:: Input data ::

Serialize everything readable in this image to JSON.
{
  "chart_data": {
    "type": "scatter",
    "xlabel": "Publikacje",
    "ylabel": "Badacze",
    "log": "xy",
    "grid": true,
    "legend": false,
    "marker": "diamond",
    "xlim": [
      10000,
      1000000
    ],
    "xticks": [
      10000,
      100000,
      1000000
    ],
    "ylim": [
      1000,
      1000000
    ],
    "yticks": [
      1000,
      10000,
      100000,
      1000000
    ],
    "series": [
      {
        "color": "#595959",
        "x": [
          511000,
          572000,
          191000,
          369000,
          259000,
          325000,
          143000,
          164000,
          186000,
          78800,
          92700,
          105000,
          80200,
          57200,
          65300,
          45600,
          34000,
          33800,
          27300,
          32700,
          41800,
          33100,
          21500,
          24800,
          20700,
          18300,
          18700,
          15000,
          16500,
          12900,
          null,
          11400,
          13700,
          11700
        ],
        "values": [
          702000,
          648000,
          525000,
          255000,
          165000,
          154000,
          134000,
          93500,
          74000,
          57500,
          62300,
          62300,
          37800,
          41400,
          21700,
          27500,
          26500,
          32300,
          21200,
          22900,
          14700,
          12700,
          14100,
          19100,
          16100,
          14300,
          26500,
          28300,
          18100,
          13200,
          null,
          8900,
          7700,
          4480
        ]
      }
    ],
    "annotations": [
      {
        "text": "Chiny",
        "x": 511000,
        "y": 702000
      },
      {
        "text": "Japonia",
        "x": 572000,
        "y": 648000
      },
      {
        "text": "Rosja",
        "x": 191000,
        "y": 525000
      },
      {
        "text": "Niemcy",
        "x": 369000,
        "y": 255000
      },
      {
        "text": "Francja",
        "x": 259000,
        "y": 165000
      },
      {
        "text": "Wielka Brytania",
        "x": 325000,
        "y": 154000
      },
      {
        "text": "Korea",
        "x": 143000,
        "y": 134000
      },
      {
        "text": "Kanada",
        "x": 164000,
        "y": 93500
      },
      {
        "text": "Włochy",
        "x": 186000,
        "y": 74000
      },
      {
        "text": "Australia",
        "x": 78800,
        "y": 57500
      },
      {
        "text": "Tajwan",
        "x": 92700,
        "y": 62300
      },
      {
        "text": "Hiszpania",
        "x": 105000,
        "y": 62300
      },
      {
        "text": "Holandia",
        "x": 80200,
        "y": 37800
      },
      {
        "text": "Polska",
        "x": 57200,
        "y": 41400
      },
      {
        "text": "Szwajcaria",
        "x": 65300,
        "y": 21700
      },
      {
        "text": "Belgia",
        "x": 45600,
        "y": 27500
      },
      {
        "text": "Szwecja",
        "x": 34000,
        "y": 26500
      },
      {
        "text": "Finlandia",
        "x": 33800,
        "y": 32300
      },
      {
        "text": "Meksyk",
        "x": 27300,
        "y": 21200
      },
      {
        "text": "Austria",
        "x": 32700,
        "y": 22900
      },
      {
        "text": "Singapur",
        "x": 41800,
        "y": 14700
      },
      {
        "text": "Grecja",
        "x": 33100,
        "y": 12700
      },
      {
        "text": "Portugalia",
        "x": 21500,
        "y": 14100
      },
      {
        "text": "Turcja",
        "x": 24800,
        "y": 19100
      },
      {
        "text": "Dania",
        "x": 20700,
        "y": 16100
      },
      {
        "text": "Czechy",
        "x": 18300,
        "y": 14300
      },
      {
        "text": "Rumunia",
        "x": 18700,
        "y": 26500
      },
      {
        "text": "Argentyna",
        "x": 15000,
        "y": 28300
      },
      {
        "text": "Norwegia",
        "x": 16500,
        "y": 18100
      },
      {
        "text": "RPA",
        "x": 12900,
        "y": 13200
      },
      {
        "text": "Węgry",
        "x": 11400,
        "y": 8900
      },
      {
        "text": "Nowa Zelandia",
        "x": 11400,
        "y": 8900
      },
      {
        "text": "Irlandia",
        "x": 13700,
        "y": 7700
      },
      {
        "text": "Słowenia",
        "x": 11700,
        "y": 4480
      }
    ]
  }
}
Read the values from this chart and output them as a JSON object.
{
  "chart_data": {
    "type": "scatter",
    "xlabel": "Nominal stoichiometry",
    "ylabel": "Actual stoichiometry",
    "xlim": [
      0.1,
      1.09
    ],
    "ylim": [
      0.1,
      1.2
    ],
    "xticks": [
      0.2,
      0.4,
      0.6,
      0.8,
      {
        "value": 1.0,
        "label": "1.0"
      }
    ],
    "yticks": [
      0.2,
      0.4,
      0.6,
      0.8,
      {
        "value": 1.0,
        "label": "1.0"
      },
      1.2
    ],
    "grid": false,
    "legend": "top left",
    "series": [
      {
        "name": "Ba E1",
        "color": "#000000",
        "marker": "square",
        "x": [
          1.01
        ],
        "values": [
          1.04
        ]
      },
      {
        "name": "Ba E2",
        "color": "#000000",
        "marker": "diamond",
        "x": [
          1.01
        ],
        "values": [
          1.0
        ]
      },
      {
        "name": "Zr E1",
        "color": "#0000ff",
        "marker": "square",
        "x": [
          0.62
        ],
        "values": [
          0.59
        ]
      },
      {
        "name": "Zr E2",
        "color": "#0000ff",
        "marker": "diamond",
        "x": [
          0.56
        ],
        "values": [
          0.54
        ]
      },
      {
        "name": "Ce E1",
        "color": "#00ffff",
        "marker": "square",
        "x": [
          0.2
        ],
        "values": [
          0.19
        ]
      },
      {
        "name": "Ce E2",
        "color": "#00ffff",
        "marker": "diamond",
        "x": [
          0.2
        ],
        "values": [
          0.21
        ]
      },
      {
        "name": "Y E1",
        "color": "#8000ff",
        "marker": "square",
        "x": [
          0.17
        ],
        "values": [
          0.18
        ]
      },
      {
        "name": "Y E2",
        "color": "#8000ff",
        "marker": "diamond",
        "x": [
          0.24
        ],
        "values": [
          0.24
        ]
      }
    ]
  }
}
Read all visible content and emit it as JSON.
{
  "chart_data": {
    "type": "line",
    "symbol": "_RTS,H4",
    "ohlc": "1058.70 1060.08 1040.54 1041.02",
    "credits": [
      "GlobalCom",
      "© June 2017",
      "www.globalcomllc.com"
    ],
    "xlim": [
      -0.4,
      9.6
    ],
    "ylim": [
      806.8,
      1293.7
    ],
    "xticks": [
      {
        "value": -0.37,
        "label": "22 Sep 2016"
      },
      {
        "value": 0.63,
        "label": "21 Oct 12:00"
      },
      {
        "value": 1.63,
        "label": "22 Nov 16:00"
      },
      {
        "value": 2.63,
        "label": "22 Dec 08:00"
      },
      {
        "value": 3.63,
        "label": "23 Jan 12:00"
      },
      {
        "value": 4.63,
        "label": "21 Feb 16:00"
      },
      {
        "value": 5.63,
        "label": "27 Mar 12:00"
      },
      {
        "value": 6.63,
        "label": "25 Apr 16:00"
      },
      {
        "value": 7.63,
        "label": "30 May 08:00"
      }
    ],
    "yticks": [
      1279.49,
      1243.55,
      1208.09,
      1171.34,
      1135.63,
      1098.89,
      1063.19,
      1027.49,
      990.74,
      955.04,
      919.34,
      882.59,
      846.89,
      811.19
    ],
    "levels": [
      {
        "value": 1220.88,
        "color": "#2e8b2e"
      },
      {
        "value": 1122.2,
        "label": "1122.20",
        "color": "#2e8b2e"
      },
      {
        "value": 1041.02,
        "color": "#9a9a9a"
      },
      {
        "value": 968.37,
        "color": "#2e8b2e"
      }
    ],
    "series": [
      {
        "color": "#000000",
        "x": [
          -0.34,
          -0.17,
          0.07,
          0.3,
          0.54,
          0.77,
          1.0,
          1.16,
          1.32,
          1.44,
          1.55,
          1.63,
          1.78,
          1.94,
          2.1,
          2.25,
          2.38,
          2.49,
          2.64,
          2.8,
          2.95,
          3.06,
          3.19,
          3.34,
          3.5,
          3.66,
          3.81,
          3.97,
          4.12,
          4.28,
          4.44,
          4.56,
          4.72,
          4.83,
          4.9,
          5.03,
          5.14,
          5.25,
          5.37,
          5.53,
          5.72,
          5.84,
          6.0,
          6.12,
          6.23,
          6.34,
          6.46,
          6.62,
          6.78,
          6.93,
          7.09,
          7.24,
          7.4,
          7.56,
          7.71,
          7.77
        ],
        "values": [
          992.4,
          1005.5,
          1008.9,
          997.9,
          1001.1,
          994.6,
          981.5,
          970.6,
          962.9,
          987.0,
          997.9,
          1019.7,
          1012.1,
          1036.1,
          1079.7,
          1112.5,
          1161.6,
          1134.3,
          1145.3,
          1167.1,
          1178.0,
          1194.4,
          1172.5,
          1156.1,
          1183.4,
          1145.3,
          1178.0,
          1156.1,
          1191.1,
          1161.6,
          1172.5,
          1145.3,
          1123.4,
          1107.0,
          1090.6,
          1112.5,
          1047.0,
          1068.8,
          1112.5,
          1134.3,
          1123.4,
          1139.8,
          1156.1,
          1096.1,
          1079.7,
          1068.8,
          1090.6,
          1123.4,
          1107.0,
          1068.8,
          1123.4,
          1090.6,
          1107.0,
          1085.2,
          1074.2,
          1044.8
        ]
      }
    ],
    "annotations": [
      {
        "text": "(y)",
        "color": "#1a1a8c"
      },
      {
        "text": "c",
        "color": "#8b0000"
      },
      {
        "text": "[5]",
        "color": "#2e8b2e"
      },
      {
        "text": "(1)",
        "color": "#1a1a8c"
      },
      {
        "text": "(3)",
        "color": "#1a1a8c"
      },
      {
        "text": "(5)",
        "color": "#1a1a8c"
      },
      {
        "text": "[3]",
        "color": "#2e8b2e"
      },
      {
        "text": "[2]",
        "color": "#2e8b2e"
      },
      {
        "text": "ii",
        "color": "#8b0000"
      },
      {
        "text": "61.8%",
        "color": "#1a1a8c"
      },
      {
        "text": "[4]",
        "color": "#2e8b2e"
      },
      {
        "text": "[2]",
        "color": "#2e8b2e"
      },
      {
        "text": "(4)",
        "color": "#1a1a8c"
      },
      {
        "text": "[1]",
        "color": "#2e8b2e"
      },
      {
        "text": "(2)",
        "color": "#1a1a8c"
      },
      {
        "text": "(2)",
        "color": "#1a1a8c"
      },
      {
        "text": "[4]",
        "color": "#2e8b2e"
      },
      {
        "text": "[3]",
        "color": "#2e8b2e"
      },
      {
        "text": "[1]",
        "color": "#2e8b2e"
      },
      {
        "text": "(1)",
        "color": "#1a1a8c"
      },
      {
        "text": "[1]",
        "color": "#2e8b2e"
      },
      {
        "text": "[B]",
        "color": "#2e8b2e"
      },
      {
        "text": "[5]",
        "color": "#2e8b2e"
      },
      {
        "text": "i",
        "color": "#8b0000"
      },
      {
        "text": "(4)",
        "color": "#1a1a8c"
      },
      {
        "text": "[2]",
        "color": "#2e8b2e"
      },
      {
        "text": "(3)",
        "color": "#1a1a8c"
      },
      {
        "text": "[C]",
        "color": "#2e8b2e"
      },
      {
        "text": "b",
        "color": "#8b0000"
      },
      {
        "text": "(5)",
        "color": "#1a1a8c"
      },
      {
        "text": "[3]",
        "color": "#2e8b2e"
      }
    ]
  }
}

:: Directions for this task ::
Filter the entries and copy out every line with the word "ylabel".

:: Response to the task ::
    "ylabel": "Badacze",
    "ylabel": "Actual stoichiometry",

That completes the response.